[begin RECORDS FOR THE EXERCISE]

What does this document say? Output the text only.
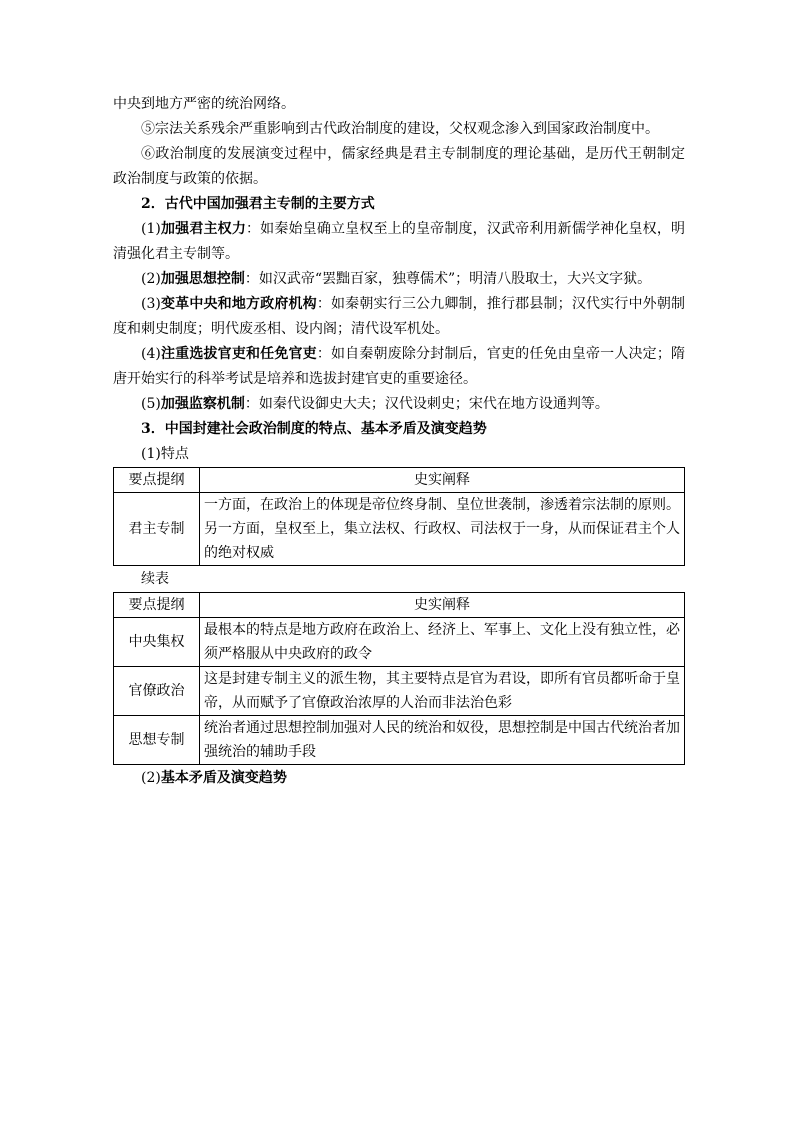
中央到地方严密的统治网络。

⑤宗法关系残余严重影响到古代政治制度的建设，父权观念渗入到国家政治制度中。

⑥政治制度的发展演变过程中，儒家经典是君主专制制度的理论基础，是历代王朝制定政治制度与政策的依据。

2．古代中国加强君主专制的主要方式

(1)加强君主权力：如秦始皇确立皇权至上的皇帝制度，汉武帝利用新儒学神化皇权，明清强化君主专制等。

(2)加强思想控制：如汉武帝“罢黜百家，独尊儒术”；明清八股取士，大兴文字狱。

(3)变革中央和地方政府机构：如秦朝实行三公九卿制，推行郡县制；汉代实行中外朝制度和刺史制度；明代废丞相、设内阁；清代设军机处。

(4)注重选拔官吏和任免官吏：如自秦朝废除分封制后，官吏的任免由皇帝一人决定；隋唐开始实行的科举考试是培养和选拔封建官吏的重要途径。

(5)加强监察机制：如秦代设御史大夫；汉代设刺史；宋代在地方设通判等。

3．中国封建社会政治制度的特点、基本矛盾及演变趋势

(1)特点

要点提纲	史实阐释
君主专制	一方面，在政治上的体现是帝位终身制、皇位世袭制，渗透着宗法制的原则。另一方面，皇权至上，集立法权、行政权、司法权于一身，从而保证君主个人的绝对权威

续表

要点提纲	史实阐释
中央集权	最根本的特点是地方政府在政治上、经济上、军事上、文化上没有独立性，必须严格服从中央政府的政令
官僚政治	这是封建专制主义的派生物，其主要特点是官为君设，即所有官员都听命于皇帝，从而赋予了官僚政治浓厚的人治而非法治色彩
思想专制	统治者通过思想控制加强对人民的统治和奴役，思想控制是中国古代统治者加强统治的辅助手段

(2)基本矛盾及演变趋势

[end RECORDS FOR THE EXERCISE]

WHAT YOU WILL DO:
How many lines in the records hold the string "基本矛盾及演变趋势"? Reply with the number alone.

ANSWER FOR THIS EXERCISE:
2